## What needs to be done
Copy every line of the material below word for word.

## Data entries
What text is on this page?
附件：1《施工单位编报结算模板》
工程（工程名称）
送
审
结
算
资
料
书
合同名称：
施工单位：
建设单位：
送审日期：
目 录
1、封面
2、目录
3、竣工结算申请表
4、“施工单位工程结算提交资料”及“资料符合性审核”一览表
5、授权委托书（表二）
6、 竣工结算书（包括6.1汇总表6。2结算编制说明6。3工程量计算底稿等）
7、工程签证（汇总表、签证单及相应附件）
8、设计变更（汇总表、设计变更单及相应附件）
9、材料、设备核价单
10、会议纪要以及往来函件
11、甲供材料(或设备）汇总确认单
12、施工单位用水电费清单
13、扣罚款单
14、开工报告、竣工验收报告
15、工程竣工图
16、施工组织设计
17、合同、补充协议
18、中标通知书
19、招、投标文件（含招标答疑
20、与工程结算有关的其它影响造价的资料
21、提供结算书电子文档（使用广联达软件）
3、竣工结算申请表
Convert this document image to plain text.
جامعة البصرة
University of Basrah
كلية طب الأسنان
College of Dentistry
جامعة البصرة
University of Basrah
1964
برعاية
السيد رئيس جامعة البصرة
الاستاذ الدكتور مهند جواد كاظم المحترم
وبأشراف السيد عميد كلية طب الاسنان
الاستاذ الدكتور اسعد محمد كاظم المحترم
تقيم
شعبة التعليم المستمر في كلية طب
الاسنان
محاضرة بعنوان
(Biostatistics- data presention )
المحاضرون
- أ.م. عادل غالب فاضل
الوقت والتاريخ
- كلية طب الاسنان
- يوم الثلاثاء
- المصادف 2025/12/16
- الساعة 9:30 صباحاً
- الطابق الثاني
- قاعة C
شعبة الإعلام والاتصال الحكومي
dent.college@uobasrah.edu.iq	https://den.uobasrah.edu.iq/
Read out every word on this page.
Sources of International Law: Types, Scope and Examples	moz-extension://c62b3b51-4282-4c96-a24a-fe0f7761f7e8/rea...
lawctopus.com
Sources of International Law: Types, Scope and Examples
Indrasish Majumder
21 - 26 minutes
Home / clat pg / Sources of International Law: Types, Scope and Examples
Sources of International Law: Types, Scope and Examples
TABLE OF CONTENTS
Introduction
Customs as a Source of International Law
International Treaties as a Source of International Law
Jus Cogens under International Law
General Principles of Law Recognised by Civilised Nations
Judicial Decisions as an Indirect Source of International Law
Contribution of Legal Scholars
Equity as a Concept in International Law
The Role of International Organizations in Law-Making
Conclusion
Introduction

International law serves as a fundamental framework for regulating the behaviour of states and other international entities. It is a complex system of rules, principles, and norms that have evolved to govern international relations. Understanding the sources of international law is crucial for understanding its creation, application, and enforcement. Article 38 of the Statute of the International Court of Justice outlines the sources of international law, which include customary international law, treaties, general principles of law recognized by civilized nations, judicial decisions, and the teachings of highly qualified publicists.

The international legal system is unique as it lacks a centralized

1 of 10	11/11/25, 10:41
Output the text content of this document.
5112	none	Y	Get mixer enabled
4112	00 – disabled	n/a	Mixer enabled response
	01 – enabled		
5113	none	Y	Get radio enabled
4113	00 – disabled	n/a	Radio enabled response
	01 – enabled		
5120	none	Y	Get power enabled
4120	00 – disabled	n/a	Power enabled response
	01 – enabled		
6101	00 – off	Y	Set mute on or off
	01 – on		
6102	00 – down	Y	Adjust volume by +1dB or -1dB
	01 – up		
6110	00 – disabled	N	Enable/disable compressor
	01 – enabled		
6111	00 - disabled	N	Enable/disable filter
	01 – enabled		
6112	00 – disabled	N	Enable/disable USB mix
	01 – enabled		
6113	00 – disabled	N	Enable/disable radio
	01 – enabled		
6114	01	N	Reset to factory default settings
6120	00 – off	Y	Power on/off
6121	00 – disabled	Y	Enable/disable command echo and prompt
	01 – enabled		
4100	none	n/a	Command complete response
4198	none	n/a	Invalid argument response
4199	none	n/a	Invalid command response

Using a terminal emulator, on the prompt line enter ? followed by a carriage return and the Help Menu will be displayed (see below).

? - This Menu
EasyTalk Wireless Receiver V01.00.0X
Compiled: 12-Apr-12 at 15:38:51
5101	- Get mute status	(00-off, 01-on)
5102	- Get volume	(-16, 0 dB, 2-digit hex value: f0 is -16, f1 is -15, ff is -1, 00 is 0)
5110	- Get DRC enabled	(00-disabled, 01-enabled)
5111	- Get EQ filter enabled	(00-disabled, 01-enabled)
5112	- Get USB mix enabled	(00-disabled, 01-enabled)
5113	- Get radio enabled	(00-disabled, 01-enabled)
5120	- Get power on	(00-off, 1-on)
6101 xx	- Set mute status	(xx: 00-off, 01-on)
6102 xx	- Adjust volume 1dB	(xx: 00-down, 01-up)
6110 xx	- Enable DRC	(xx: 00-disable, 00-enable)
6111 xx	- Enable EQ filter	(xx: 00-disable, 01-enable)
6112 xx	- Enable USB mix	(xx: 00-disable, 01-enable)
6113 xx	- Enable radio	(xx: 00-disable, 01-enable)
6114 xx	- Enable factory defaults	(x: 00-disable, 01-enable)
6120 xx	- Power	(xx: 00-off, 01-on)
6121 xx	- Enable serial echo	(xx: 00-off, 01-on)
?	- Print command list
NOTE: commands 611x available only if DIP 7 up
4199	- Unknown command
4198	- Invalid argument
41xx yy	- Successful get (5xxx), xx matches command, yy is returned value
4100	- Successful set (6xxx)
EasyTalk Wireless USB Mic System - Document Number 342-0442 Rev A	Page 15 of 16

## Exercise answer
What text is on this page?
附件：1《施工单位编报结算模板》
工程（工程名称）
送
审
结
算
资
料
书
合同名称：
施工单位：
建设单位：
送审日期：
目 录
1、封面
2、目录
3、竣工结算申请表
4、“施工单位工程结算提交资料”及“资料符合性审核”一览表
5、授权委托书（表二）
6、 竣工结算书（包括6.1汇总表6。2结算编制说明6。3工程量计算底稿等）
7、工程签证（汇总表、签证单及相应附件）
8、设计变更（汇总表、设计变更单及相应附件）
9、材料、设备核价单
10、会议纪要以及往来函件
11、甲供材料(或设备）汇总确认单
12、施工单位用水电费清单
13、扣罚款单
14、开工报告、竣工验收报告
15、工程竣工图
16、施工组织设计
17、合同、补充协议
18、中标通知书
19、招、投标文件（含招标答疑
20、与工程结算有关的其它影响造价的资料
21、提供结算书电子文档（使用广联达软件）
3、竣工结算申请表
Convert this document image to plain text.
جامعة البصرة
University of Basrah
كلية طب الأسنان
College of Dentistry
جامعة البصرة
University of Basrah
1964
برعاية
السيد رئيس جامعة البصرة
الاستاذ الدكتور مهند جواد كاظم المحترم
وبأشراف السيد عميد كلية طب الاسنان
الاستاذ الدكتور اسعد محمد كاظم المحترم
تقيم
شعبة التعليم المستمر في كلية طب
الاسنان
محاضرة بعنوان
(Biostatistics- data presention )
المحاضرون
- أ.م. عادل غالب فاضل
الوقت والتاريخ
- كلية طب الاسنان
- يوم الثلاثاء
- المصادف 2025/12/16
- الساعة 9:30 صباحاً
- الطابق الثاني
- قاعة C
شعبة الإعلام والاتصال الحكومي
dent.college@uobasrah.edu.iq	https://den.uobasrah.edu.iq/
Read out every word on this page.
Sources of International Law: Types, Scope and Examples	moz-extension://c62b3b51-4282-4c96-a24a-fe0f7761f7e8/rea...
lawctopus.com
Sources of International Law: Types, Scope and Examples
Indrasish Majumder
21 - 26 minutes
Home / clat pg / Sources of International Law: Types, Scope and Examples
Sources of International Law: Types, Scope and Examples
TABLE OF CONTENTS
Introduction
Customs as a Source of International Law
International Treaties as a Source of International Law
Jus Cogens under International Law
General Principles of Law Recognised by Civilised Nations
Judicial Decisions as an Indirect Source of International Law
Contribution of Legal Scholars
Equity as a Concept in International Law
The Role of International Organizations in Law-Making
Conclusion
Introduction

International law serves as a fundamental framework for regulating the behaviour of states and other international entities. It is a complex system of rules, principles, and norms that have evolved to govern international relations. Understanding the sources of international law is crucial for understanding its creation, application, and enforcement. Article 38 of the Statute of the International Court of Justice outlines the sources of international law, which include customary international law, treaties, general principles of law recognized by civilized nations, judicial decisions, and the teachings of highly qualified publicists.

The international legal system is unique as it lacks a centralized

1 of 10	11/11/25, 10:41
Output the text content of this document.
5112	none	Y	Get mixer enabled
4112	00 – disabled	n/a	Mixer enabled response
	01 – enabled		
5113	none	Y	Get radio enabled
4113	00 – disabled	n/a	Radio enabled response
	01 – enabled		
5120	none	Y	Get power enabled
4120	00 – disabled	n/a	Power enabled response
	01 – enabled		
6101	00 – off	Y	Set mute on or off
	01 – on		
6102	00 – down	Y	Adjust volume by +1dB or -1dB
	01 – up		
6110	00 – disabled	N	Enable/disable compressor
	01 – enabled		
6111	00 - disabled	N	Enable/disable filter
	01 – enabled		
6112	00 – disabled	N	Enable/disable USB mix
	01 – enabled		
6113	00 – disabled	N	Enable/disable radio
	01 – enabled		
6114	01	N	Reset to factory default settings
6120	00 – off	Y	Power on/off
6121	00 – disabled	Y	Enable/disable command echo and prompt
	01 – enabled		
4100	none	n/a	Command complete response
4198	none	n/a	Invalid argument response
4199	none	n/a	Invalid command response

Using a terminal emulator, on the prompt line enter ? followed by a carriage return and the Help Menu will be displayed (see below).

? - This Menu
EasyTalk Wireless Receiver V01.00.0X
Compiled: 12-Apr-12 at 15:38:51
5101	- Get mute status	(00-off, 01-on)
5102	- Get volume	(-16, 0 dB, 2-digit hex value: f0 is -16, f1 is -15, ff is -1, 00 is 0)
5110	- Get DRC enabled	(00-disabled, 01-enabled)
5111	- Get EQ filter enabled	(00-disabled, 01-enabled)
5112	- Get USB mix enabled	(00-disabled, 01-enabled)
5113	- Get radio enabled	(00-disabled, 01-enabled)
5120	- Get power on	(00-off, 1-on)
6101 xx	- Set mute status	(xx: 00-off, 01-on)
6102 xx	- Adjust volume 1dB	(xx: 00-down, 01-up)
6110 xx	- Enable DRC	(xx: 00-disable, 00-enable)
6111 xx	- Enable EQ filter	(xx: 00-disable, 01-enable)
6112 xx	- Enable USB mix	(xx: 00-disable, 01-enable)
6113 xx	- Enable radio	(xx: 00-disable, 01-enable)
6114 xx	- Enable factory defaults	(x: 00-disable, 01-enable)
6120 xx	- Power	(xx: 00-off, 01-on)
6121 xx	- Enable serial echo	(xx: 00-off, 01-on)
?	- Print command list
NOTE: commands 611x available only if DIP 7 up
4199	- Unknown command
4198	- Invalid argument
41xx yy	- Successful get (5xxx), xx matches command, yy is returned value
4100	- Successful set (6xxx)
EasyTalk Wireless USB Mic System - Document Number 342-0442 Rev A	Page 15 of 16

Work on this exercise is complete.